-- Exercise requirements --
With the pictures omitted, write out the entries that follow exactly as they stand.

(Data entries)
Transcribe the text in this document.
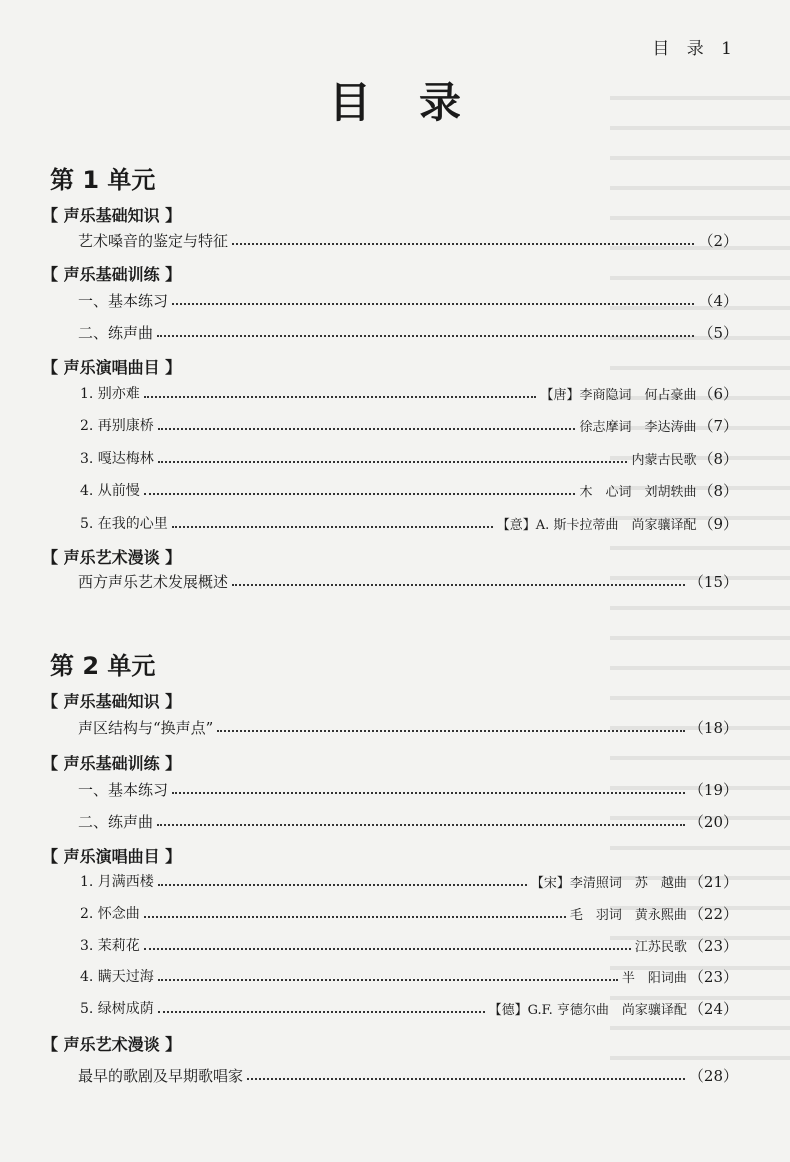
目 录 1
目录
第 1 单元
【 声乐基础知识 】
艺术嗓音的鉴定与特征	（2）
【 声乐基础训练 】
一、基本练习	（4）
二、练声曲	（5）
【 声乐演唱曲目 】
1. 别亦难	【唐】李商隐词　何占豪曲 （6）
2. 再别康桥	徐志摩词　李达涛曲 （7）
3. 嘎达梅林	内蒙古民歌 （8）
4. 从前慢	木　心词　刘胡轶曲 （8）
5. 在我的心里	【意】A. 斯卡拉蒂曲　尚家骧译配 （9）
【 声乐艺术漫谈 】
西方声乐艺术发展概述	（15）
第 2 单元
【 声乐基础知识 】
声区结构与“换声点”	（18）
【 声乐基础训练 】
一、基本练习	（19）
二、练声曲	（20）
【 声乐演唱曲目 】
1. 月满西楼	【宋】李清照词　苏　越曲 （21）
2. 怀念曲	毛　羽词　黄永熙曲 （22）
3. 茉莉花	江苏民歌 （23）
4. 瞒天过海	半　阳词曲 （23）
5. 绿树成荫	【德】G.F. 亨德尔曲　尚家骧译配 （24）
【 声乐艺术漫谈 】
最早的歌剧及早期歌唱家	（28）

-- Completed exercise --
Transcribe the text in this document.
目 录 1
目录
第 1 单元
【 声乐基础知识 】
艺术嗓音的鉴定与特征	（2）
【 声乐基础训练 】
一、基本练习	（4）
二、练声曲	（5）
【 声乐演唱曲目 】
1. 别亦难	【唐】李商隐词　何占豪曲 （6）
2. 再别康桥	徐志摩词　李达涛曲 （7）
3. 嘎达梅林	内蒙古民歌 （8）
4. 从前慢	木　心词　刘胡轶曲 （8）
5. 在我的心里	【意】A. 斯卡拉蒂曲　尚家骧译配 （9）
【 声乐艺术漫谈 】
西方声乐艺术发展概述	（15）
第 2 单元
【 声乐基础知识 】
声区结构与“换声点”	（18）
【 声乐基础训练 】
一、基本练习	（19）
二、练声曲	（20）
【 声乐演唱曲目 】
1. 月满西楼	【宋】李清照词　苏　越曲 （21）
2. 怀念曲	毛　羽词　黄永熙曲 （22）
3. 茉莉花	江苏民歌 （23）
4. 瞒天过海	半　阳词曲 （23）
5. 绿树成荫	【德】G.F. 亨德尔曲　尚家骧译配 （24）
【 声乐艺术漫谈 】
最早的歌剧及早期歌唱家	（28）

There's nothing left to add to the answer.